___ Excerpted data ___

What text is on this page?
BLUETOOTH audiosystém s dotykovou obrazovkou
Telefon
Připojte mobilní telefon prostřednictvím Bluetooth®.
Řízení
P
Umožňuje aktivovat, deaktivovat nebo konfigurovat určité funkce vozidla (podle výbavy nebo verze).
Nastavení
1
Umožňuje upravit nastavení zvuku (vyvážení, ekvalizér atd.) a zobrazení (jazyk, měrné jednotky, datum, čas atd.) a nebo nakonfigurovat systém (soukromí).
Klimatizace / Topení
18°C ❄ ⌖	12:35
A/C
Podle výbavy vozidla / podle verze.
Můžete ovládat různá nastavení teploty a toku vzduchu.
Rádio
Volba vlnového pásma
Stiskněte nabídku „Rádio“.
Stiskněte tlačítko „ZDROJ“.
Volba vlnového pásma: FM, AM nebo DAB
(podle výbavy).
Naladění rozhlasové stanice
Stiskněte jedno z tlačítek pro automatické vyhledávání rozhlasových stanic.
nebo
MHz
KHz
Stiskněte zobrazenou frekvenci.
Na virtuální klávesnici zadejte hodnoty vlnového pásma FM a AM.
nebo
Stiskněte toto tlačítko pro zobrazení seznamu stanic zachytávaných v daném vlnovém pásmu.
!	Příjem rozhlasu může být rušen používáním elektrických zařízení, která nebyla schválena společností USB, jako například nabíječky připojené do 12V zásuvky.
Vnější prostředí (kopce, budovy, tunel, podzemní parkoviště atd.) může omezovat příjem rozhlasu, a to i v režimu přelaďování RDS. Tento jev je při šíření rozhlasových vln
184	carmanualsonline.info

___

### Work instructions
Examine the records and report how many lines contain the string "podle". Only the number should be given.

### Problem solution
3